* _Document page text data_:
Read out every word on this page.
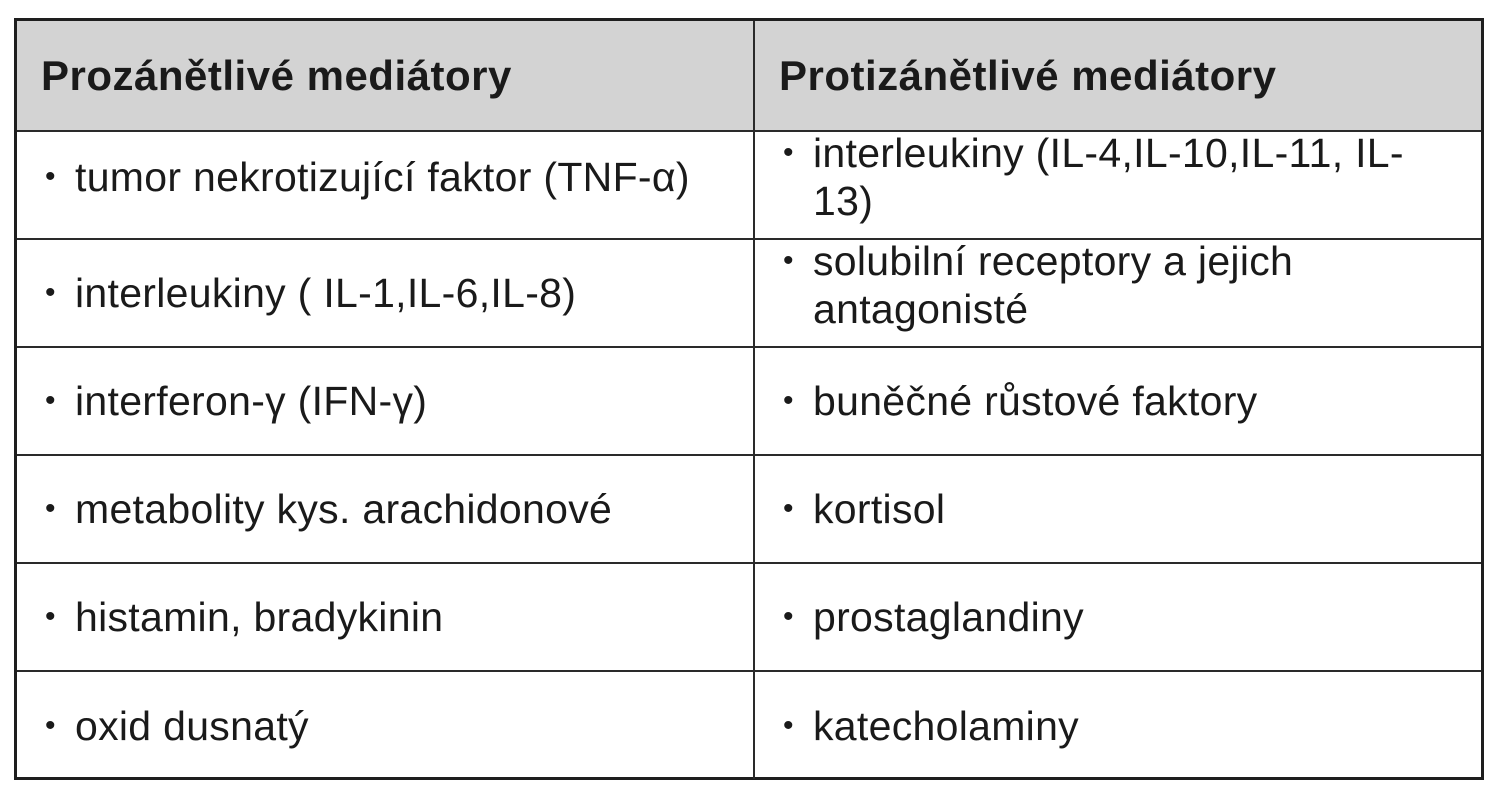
Prozánětlivé mediátory	Protizánětlivé mediátory

• tumor nekrotizující faktor (TNF-α)	• interleukiny (IL-4,IL-10,IL-11, IL-13)

• interleukiny ( IL-1,IL-6,IL-8)	• solubilní receptory a jejich antagonisté

• interferon-γ (IFN-γ)	• buněčné růstové faktory

• metabolity kys. arachidonové	• kortisol

• histamin, bradykinin	• prostaglandiny

• oxid dusnatý	• katecholaminy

* _Task goal_:
Check the records above line by line and tally those holding the string "interleukiny". Answer with the number only.

* _Answer to this problem_:
2